### AIM OF THE TASK
Of the lines below, reproduce exactly those from the line containing "Read all visible content and emit it as JSON." to the end, including both the first and the last.
# # # # #
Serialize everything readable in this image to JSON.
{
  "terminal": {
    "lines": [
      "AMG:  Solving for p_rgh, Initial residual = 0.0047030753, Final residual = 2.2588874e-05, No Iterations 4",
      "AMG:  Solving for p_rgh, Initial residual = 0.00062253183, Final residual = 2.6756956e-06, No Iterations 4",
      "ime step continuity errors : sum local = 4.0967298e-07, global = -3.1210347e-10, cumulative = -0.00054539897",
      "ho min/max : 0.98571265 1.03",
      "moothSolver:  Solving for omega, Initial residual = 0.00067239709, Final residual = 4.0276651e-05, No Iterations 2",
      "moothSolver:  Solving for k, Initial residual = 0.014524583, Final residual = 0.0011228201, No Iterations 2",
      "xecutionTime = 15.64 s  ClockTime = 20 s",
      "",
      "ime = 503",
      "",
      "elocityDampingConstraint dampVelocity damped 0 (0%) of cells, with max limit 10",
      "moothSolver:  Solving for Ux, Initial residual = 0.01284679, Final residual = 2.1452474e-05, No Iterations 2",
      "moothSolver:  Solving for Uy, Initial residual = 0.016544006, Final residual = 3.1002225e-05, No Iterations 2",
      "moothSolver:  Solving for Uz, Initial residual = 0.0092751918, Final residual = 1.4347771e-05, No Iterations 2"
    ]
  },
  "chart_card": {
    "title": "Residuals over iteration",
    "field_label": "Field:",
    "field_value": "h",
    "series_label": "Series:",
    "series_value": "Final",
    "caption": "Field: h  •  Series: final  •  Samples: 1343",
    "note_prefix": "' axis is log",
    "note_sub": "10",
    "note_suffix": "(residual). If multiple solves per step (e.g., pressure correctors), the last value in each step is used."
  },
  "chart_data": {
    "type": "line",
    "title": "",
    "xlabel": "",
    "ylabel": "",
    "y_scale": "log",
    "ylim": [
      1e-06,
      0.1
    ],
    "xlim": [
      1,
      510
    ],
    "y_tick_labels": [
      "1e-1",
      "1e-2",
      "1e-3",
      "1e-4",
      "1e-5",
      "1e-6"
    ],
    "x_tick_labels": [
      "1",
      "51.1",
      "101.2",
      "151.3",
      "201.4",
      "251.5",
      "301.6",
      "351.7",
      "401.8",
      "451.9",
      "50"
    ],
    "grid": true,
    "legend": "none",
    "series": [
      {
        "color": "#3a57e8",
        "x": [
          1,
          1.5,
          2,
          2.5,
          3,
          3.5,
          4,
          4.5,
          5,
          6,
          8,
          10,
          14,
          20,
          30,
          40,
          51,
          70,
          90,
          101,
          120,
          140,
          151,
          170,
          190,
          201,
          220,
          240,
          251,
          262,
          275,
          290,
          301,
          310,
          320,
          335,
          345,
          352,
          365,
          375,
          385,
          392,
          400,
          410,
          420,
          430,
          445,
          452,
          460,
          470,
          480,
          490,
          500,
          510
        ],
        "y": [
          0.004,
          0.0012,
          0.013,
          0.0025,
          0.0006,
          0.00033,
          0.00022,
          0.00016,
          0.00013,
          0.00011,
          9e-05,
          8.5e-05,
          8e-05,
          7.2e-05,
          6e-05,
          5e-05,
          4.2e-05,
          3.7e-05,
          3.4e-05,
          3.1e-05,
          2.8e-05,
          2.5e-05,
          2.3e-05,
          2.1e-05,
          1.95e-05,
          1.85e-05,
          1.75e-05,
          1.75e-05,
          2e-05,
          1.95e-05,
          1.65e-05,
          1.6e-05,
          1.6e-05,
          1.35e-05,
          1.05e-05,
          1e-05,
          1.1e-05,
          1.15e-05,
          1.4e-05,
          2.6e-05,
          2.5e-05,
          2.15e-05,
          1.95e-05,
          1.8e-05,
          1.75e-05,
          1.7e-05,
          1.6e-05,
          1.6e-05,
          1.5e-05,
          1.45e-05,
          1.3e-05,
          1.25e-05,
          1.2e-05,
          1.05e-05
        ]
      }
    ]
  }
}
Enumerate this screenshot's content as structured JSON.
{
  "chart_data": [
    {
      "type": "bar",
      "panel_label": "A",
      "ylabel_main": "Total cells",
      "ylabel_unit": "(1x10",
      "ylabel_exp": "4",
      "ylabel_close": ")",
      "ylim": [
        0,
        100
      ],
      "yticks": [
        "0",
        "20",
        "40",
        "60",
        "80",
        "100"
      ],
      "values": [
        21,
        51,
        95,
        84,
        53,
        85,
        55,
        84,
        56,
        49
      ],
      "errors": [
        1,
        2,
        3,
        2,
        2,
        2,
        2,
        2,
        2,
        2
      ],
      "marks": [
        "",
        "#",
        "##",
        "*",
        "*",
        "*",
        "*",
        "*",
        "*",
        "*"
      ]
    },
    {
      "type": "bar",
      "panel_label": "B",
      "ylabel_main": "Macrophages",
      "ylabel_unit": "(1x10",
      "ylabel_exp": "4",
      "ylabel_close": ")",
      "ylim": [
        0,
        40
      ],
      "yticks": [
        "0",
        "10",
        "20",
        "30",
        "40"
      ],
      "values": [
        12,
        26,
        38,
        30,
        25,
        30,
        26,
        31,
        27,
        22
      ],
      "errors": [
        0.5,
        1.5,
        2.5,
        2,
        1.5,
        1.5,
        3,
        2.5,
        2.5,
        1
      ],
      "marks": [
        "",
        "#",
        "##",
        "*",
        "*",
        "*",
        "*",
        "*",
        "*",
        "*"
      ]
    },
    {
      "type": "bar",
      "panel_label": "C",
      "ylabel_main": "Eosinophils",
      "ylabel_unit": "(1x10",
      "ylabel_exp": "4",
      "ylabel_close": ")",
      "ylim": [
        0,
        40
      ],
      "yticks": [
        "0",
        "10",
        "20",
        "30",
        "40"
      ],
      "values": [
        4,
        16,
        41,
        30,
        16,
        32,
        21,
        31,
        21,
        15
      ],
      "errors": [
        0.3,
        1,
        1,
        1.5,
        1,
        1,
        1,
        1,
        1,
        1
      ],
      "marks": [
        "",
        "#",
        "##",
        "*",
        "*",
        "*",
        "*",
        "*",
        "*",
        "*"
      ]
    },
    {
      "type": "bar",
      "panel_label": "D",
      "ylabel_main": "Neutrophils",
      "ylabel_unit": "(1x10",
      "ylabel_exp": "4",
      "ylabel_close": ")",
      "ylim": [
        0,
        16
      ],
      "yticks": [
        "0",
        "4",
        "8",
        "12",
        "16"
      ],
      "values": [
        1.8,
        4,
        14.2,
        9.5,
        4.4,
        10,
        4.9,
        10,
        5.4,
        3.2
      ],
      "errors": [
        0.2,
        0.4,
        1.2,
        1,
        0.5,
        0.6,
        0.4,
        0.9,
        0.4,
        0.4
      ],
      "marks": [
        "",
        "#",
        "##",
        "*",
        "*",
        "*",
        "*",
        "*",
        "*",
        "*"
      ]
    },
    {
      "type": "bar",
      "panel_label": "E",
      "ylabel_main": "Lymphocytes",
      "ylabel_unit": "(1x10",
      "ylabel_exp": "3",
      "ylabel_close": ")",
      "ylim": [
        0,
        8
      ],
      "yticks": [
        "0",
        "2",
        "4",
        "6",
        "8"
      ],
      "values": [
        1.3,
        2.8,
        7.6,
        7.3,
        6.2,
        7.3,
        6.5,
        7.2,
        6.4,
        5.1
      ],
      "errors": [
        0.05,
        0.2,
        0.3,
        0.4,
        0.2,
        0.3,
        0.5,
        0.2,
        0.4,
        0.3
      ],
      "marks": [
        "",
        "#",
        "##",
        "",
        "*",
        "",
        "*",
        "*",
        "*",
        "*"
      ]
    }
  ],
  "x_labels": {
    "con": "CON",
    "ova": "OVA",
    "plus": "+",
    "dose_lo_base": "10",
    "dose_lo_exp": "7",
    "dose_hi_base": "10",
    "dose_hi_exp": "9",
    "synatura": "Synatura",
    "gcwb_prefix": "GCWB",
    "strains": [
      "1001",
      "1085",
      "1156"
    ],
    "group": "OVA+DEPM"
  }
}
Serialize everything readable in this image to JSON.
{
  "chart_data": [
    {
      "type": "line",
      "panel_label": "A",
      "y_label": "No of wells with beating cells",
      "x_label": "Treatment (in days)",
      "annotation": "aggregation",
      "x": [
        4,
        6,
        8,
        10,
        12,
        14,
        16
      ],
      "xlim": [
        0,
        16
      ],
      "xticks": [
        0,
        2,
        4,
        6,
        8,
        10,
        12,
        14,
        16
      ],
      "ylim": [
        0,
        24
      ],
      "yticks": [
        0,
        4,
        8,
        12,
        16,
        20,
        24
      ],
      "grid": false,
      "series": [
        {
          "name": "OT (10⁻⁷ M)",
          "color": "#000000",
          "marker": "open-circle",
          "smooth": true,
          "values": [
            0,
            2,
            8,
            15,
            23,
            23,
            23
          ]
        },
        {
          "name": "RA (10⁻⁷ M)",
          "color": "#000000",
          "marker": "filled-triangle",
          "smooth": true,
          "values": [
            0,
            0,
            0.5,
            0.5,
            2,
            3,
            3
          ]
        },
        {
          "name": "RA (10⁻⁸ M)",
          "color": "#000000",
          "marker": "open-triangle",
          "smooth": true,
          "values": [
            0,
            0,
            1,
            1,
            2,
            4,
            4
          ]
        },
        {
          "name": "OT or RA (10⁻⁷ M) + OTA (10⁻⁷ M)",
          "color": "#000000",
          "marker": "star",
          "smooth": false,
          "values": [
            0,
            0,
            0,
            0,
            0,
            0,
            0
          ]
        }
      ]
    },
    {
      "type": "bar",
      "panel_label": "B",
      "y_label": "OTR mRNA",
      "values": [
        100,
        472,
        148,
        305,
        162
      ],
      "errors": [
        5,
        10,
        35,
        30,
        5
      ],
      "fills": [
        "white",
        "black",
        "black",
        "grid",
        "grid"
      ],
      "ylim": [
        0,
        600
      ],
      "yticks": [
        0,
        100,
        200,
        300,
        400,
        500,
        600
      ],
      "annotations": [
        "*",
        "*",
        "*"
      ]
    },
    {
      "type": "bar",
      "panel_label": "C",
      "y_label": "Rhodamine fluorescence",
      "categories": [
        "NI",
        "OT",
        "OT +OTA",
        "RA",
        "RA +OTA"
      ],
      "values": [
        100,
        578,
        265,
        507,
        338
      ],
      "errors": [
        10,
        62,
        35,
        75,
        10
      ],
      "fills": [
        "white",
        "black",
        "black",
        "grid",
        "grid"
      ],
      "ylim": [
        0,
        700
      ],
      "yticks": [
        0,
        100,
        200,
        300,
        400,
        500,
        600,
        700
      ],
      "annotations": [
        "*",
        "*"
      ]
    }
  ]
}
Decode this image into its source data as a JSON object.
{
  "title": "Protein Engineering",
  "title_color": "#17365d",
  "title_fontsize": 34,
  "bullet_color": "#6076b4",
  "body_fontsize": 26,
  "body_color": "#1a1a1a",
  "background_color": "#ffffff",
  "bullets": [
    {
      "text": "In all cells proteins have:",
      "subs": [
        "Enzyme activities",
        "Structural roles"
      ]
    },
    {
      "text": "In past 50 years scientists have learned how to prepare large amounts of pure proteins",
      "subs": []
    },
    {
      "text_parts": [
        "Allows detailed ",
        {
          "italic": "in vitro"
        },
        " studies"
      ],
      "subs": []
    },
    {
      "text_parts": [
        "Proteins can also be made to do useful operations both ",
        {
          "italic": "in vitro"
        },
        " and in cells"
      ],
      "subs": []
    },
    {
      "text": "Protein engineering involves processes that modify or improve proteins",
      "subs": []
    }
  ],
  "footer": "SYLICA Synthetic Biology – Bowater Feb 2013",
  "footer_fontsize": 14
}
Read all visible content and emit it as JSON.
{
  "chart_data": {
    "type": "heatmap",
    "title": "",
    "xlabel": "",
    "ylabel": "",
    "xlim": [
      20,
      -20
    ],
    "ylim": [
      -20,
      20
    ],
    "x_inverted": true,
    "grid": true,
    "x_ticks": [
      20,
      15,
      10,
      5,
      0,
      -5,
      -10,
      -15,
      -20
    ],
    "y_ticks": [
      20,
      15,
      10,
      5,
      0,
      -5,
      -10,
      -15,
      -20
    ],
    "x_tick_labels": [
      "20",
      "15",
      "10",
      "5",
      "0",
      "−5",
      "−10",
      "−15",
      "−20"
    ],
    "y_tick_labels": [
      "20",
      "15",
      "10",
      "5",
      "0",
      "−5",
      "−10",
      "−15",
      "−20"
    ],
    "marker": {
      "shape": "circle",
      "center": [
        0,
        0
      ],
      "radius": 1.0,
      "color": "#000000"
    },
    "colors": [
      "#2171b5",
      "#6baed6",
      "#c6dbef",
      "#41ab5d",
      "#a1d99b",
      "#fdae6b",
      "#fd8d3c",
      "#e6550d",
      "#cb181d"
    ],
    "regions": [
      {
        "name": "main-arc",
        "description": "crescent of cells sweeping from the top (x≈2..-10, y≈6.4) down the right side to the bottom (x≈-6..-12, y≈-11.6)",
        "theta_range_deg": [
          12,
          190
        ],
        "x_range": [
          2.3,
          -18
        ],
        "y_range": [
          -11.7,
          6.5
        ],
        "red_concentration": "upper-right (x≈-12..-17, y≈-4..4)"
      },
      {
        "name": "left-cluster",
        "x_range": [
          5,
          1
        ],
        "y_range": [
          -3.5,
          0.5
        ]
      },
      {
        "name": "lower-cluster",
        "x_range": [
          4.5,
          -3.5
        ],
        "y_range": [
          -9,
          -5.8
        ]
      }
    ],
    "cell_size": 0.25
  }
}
# # # # #
### RESPONSE AREA
Read all visible content and emit it as JSON.
{
  "chart_data": {
    "type": "heatmap",
    "title": "",
    "xlabel": "",
    "ylabel": "",
    "xlim": [
      20,
      -20
    ],
    "ylim": [
      -20,
      20
    ],
    "x_inverted": true,
    "grid": true,
    "x_ticks": [
      20,
      15,
      10,
      5,
      0,
      -5,
      -10,
      -15,
      -20
    ],
    "y_ticks": [
      20,
      15,
      10,
      5,
      0,
      -5,
      -10,
      -15,
      -20
    ],
    "x_tick_labels": [
      "20",
      "15",
      "10",
      "5",
      "0",
      "−5",
      "−10",
      "−15",
      "−20"
    ],
    "y_tick_labels": [
      "20",
      "15",
      "10",
      "5",
      "0",
      "−5",
      "−10",
      "−15",
      "−20"
    ],
    "marker": {
      "shape": "circle",
      "center": [
        0,
        0
      ],
      "radius": 1.0,
      "color": "#000000"
    },
    "colors": [
      "#2171b5",
      "#6baed6",
      "#c6dbef",
      "#41ab5d",
      "#a1d99b",
      "#fdae6b",
      "#fd8d3c",
      "#e6550d",
      "#cb181d"
    ],
    "regions": [
      {
        "name": "main-arc",
        "description": "crescent of cells sweeping from the top (x≈2..-10, y≈6.4) down the right side to the bottom (x≈-6..-12, y≈-11.6)",
        "theta_range_deg": [
          12,
          190
        ],
        "x_range": [
          2.3,
          -18
        ],
        "y_range": [
          -11.7,
          6.5
        ],
        "red_concentration": "upper-right (x≈-12..-17, y≈-4..4)"
      },
      {
        "name": "left-cluster",
        "x_range": [
          5,
          1
        ],
        "y_range": [
          -3.5,
          0.5
        ]
      },
      {
        "name": "lower-cluster",
        "x_range": [
          4.5,
          -3.5
        ],
        "y_range": [
          -9,
          -5.8
        ]
      }
    ],
    "cell_size": 0.25
  }
}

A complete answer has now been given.